● DO THIS
Could you retype the rows without changing anything, from the first line through the line that contains "legend-number-badge: 10 —"?

begin

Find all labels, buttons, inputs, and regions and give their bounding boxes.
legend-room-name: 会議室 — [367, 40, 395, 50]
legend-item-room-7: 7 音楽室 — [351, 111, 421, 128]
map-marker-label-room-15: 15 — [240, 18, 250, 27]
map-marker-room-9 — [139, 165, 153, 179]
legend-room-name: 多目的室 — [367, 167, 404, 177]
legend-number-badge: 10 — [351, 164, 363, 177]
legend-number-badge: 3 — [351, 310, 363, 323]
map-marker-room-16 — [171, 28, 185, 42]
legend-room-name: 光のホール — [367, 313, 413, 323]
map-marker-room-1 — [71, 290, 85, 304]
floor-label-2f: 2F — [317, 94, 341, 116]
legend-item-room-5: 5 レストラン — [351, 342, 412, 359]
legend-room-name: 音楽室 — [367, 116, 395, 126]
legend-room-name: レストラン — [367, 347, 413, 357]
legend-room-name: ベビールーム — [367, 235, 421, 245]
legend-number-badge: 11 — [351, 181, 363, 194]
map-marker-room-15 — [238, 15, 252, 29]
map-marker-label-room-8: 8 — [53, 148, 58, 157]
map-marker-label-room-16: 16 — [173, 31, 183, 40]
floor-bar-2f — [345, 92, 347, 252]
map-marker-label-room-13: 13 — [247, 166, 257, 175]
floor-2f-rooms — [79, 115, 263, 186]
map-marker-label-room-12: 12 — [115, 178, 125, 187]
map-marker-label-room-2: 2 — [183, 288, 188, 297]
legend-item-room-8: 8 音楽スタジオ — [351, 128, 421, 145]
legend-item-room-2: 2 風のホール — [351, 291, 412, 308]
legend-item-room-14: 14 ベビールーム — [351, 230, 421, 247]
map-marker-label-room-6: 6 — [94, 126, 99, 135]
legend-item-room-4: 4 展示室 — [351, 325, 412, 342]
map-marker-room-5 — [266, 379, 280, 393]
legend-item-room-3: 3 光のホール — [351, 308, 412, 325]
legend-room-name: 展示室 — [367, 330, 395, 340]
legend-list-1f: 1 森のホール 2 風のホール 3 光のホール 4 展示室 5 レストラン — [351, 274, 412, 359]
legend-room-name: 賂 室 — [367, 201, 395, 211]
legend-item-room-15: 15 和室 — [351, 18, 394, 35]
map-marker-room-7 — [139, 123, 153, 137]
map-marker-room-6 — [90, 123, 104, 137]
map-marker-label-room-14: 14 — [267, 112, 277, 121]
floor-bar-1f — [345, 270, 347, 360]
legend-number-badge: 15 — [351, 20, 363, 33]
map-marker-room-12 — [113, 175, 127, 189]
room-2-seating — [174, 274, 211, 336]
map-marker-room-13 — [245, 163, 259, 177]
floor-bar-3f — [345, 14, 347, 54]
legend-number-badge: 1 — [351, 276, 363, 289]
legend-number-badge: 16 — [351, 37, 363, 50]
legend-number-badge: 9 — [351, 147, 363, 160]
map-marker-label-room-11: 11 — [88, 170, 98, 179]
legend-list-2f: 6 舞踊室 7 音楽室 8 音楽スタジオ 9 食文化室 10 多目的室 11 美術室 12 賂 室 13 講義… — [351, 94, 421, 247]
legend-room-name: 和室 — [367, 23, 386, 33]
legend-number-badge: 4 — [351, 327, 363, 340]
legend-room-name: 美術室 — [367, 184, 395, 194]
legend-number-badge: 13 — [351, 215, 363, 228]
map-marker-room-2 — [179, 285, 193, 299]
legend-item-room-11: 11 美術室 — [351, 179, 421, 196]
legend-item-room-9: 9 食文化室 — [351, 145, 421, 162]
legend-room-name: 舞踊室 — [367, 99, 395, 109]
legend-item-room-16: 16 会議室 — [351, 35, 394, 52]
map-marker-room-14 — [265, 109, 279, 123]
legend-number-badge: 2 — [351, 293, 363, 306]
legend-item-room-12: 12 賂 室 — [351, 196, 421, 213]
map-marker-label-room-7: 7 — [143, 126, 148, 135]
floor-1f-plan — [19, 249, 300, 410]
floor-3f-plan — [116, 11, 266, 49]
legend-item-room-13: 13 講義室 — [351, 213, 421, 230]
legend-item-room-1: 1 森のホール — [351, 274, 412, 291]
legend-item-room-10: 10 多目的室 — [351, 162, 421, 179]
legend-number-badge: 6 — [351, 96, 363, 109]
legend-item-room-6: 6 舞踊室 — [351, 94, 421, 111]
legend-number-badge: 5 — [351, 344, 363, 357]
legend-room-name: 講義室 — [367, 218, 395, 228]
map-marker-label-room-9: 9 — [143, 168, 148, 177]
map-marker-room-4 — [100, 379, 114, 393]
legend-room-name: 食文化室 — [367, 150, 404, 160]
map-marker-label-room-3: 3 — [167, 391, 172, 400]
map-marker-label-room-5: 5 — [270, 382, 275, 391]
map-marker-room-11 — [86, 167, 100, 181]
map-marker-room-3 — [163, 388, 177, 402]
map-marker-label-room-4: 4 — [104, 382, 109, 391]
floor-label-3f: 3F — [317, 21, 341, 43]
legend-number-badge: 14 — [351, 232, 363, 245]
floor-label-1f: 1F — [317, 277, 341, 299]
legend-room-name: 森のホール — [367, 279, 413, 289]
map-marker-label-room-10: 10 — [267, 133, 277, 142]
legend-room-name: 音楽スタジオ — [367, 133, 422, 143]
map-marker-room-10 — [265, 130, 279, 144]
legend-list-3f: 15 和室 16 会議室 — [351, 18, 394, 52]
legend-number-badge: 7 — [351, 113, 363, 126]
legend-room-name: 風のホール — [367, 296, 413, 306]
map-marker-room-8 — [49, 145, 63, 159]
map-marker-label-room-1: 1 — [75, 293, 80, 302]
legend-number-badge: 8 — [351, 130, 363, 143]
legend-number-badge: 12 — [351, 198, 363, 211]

end

● IN RESPONSE
Find all labels, buttons, inputs, and regions and give their bounding boxes.
legend-room-name: 会議室 — [367, 40, 395, 50]
legend-item-room-7: 7 音楽室 — [351, 111, 421, 128]
map-marker-label-room-15: 15 — [240, 18, 250, 27]
map-marker-room-9 — [139, 165, 153, 179]
legend-room-name: 多目的室 — [367, 167, 404, 177]
legend-number-badge: 10 — [351, 164, 363, 177]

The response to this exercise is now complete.